======== Data in this exercise ========

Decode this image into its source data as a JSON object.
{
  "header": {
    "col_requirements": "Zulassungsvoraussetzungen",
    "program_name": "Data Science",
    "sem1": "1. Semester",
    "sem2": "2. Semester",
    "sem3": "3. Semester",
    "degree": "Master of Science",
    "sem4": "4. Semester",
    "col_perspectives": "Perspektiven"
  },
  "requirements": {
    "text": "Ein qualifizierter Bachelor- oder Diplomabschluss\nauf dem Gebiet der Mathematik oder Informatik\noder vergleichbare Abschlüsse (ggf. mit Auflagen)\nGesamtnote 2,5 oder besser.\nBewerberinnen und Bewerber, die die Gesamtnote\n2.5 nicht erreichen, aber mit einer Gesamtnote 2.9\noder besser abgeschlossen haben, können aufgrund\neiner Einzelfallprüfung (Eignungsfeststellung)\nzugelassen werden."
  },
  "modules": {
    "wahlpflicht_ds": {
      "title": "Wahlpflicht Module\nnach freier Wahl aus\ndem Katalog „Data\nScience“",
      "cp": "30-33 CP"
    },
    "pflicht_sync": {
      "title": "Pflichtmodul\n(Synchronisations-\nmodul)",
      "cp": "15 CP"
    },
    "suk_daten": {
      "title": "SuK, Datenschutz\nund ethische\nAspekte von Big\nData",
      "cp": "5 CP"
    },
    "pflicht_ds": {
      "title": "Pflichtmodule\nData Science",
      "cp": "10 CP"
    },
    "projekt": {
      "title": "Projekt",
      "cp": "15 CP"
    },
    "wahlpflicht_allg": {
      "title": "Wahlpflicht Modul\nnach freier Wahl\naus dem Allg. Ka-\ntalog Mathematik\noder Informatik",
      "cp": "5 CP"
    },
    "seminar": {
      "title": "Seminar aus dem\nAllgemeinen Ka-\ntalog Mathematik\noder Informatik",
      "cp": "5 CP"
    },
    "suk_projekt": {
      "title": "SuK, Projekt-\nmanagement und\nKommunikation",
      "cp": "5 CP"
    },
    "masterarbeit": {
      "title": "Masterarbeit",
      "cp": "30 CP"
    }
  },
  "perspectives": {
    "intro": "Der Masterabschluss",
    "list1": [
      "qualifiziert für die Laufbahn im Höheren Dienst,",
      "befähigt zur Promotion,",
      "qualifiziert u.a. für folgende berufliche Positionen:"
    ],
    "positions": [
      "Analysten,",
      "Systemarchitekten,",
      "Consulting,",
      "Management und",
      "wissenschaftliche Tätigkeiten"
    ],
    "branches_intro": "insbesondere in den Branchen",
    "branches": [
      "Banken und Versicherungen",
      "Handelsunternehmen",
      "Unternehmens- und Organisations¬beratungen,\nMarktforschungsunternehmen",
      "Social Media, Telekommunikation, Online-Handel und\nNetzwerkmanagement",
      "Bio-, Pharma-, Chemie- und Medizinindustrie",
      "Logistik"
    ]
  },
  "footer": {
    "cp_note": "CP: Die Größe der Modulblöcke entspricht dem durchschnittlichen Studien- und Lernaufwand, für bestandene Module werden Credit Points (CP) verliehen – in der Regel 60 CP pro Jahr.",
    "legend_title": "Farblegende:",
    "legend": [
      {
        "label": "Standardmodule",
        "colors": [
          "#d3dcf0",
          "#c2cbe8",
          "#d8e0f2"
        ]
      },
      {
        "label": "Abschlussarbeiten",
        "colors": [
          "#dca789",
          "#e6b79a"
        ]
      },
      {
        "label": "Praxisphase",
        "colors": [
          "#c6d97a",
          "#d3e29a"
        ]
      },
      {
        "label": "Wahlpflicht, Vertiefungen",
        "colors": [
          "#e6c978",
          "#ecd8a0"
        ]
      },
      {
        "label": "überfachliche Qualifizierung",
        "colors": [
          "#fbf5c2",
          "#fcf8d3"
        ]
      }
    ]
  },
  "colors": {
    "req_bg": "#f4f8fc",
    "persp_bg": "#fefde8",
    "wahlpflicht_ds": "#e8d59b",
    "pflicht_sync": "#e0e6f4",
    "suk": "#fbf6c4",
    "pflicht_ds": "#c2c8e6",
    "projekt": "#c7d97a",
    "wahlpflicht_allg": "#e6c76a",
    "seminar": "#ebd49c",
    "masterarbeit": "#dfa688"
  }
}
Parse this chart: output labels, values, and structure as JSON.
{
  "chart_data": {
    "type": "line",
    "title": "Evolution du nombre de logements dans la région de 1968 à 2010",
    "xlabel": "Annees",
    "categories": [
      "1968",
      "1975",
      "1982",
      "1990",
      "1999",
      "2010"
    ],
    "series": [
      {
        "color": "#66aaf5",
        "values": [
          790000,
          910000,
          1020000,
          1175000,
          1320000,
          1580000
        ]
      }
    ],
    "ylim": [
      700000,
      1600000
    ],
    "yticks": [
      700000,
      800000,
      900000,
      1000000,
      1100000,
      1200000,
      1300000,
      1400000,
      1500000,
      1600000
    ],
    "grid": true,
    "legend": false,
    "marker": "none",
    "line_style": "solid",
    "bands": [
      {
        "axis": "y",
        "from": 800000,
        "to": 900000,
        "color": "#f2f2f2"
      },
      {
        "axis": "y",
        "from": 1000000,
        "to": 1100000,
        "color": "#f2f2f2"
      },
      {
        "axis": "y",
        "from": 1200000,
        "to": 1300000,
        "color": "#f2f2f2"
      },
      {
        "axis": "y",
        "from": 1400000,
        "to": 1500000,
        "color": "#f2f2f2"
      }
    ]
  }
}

========

**Problem statement**
Repeat the data precisely, reproducing every entry.

**Full output**
Decode this image into its source data as a JSON object.
{
  "header": {
    "col_requirements": "Zulassungsvoraussetzungen",
    "program_name": "Data Science",
    "sem1": "1. Semester",
    "sem2": "2. Semester",
    "sem3": "3. Semester",
    "degree": "Master of Science",
    "sem4": "4. Semester",
    "col_perspectives": "Perspektiven"
  },
  "requirements": {
    "text": "Ein qualifizierter Bachelor- oder Diplomabschluss\nauf dem Gebiet der Mathematik oder Informatik\noder vergleichbare Abschlüsse (ggf. mit Auflagen)\nGesamtnote 2,5 oder besser.\nBewerberinnen und Bewerber, die die Gesamtnote\n2.5 nicht erreichen, aber mit einer Gesamtnote 2.9\noder besser abgeschlossen haben, können aufgrund\neiner Einzelfallprüfung (Eignungsfeststellung)\nzugelassen werden."
  },
  "modules": {
    "wahlpflicht_ds": {
      "title": "Wahlpflicht Module\nnach freier Wahl aus\ndem Katalog „Data\nScience“",
      "cp": "30-33 CP"
    },
    "pflicht_sync": {
      "title": "Pflichtmodul\n(Synchronisations-\nmodul)",
      "cp": "15 CP"
    },
    "suk_daten": {
      "title": "SuK, Datenschutz\nund ethische\nAspekte von Big\nData",
      "cp": "5 CP"
    },
    "pflicht_ds": {
      "title": "Pflichtmodule\nData Science",
      "cp": "10 CP"
    },
    "projekt": {
      "title": "Projekt",
      "cp": "15 CP"
    },
    "wahlpflicht_allg": {
      "title": "Wahlpflicht Modul\nnach freier Wahl\naus dem Allg. Ka-\ntalog Mathematik\noder Informatik",
      "cp": "5 CP"
    },
    "seminar": {
      "title": "Seminar aus dem\nAllgemeinen Ka-\ntalog Mathematik\noder Informatik",
      "cp": "5 CP"
    },
    "suk_projekt": {
      "title": "SuK, Projekt-\nmanagement und\nKommunikation",
      "cp": "5 CP"
    },
    "masterarbeit": {
      "title": "Masterarbeit",
      "cp": "30 CP"
    }
  },
  "perspectives": {
    "intro": "Der Masterabschluss",
    "list1": [
      "qualifiziert für die Laufbahn im Höheren Dienst,",
      "befähigt zur Promotion,",
      "qualifiziert u.a. für folgende berufliche Positionen:"
    ],
    "positions": [
      "Analysten,",
      "Systemarchitekten,",
      "Consulting,",
      "Management und",
      "wissenschaftliche Tätigkeiten"
    ],
    "branches_intro": "insbesondere in den Branchen",
    "branches": [
      "Banken und Versicherungen",
      "Handelsunternehmen",
      "Unternehmens- und Organisations¬beratungen,\nMarktforschungsunternehmen",
      "Social Media, Telekommunikation, Online-Handel und\nNetzwerkmanagement",
      "Bio-, Pharma-, Chemie- und Medizinindustrie",
      "Logistik"
    ]
  },
  "footer": {
    "cp_note": "CP: Die Größe der Modulblöcke entspricht dem durchschnittlichen Studien- und Lernaufwand, für bestandene Module werden Credit Points (CP) verliehen – in der Regel 60 CP pro Jahr.",
    "legend_title": "Farblegende:",
    "legend": [
      {
        "label": "Standardmodule",
        "colors": [
          "#d3dcf0",
          "#c2cbe8",
          "#d8e0f2"
        ]
      },
      {
        "label": "Abschlussarbeiten",
        "colors": [
          "#dca789",
          "#e6b79a"
        ]
      },
      {
        "label": "Praxisphase",
        "colors": [
          "#c6d97a",
          "#d3e29a"
        ]
      },
      {
        "label": "Wahlpflicht, Vertiefungen",
        "colors": [
          "#e6c978",
          "#ecd8a0"
        ]
      },
      {
        "label": "überfachliche Qualifizierung",
        "colors": [
          "#fbf5c2",
          "#fcf8d3"
        ]
      }
    ]
  },
  "colors": {
    "req_bg": "#f4f8fc",
    "persp_bg": "#fefde8",
    "wahlpflicht_ds": "#e8d59b",
    "pflicht_sync": "#e0e6f4",
    "suk": "#fbf6c4",
    "pflicht_ds": "#c2c8e6",
    "projekt": "#c7d97a",
    "wahlpflicht_allg": "#e6c76a",
    "seminar": "#ebd49c",
    "masterarbeit": "#dfa688"
  }
}
Parse this chart: output labels, values, and structure as JSON.
{
  "chart_data": {
    "type": "line",
    "title": "Evolution du nombre de logements dans la région de 1968 à 2010",
    "xlabel": "Annees",
    "categories": [
      "1968",
      "1975",
      "1982",
      "1990",
      "1999",
      "2010"
    ],
    "series": [
      {
        "color": "#66aaf5",
        "values": [
          790000,
          910000,
          1020000,
          1175000,
          1320000,
          1580000
        ]
      }
    ],
    "ylim": [
      700000,
      1600000
    ],
    "yticks": [
      700000,
      800000,
      900000,
      1000000,
      1100000,
      1200000,
      1300000,
      1400000,
      1500000,
      1600000
    ],
    "grid": true,
    "legend": false,
    "marker": "none",
    "line_style": "solid",
    "bands": [
      {
        "axis": "y",
        "from": 800000,
        "to": 900000,
        "color": "#f2f2f2"
      },
      {
        "axis": "y",
        "from": 1000000,
        "to": 1100000,
        "color": "#f2f2f2"
      },
      {
        "axis": "y",
        "from": 1200000,
        "to": 1300000,
        "color": "#f2f2f2"
      },
      {
        "axis": "y",
        "from": 1400000,
        "to": 1500000,
        "color": "#f2f2f2"
      }
    ]
  }
}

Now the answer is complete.